--- Supplied material ---
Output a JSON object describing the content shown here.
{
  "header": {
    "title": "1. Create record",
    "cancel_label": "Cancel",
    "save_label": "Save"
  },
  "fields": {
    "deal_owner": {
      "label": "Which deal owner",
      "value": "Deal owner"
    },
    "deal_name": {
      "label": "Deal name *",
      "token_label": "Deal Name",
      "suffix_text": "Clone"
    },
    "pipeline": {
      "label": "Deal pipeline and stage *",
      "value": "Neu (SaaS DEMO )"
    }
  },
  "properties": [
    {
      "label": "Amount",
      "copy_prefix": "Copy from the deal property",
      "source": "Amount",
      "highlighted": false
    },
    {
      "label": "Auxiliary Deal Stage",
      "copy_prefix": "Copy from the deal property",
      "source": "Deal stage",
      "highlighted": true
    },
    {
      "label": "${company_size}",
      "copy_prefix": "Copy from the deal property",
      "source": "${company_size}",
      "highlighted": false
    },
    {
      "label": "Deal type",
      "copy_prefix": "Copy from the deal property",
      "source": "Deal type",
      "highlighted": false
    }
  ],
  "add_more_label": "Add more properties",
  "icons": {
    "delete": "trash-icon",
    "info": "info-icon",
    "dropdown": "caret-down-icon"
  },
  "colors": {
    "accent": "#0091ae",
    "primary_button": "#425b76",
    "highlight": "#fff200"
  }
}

--- Work to be completed ---
Extract the full set of entries word for word.

--- Response below ---
Output a JSON object describing the content shown here.
{
  "header": {
    "title": "1. Create record",
    "cancel_label": "Cancel",
    "save_label": "Save"
  },
  "fields": {
    "deal_owner": {
      "label": "Which deal owner",
      "value": "Deal owner"
    },
    "deal_name": {
      "label": "Deal name *",
      "token_label": "Deal Name",
      "suffix_text": "Clone"
    },
    "pipeline": {
      "label": "Deal pipeline and stage *",
      "value": "Neu (SaaS DEMO )"
    }
  },
  "properties": [
    {
      "label": "Amount",
      "copy_prefix": "Copy from the deal property",
      "source": "Amount",
      "highlighted": false
    },
    {
      "label": "Auxiliary Deal Stage",
      "copy_prefix": "Copy from the deal property",
      "source": "Deal stage",
      "highlighted": true
    },
    {
      "label": "${company_size}",
      "copy_prefix": "Copy from the deal property",
      "source": "${company_size}",
      "highlighted": false
    },
    {
      "label": "Deal type",
      "copy_prefix": "Copy from the deal property",
      "source": "Deal type",
      "highlighted": false
    }
  ],
  "add_more_label": "Add more properties",
  "icons": {
    "delete": "trash-icon",
    "info": "info-icon",
    "dropdown": "caret-down-icon"
  },
  "colors": {
    "accent": "#0091ae",
    "primary_button": "#425b76",
    "highlight": "#fff200"
  }
}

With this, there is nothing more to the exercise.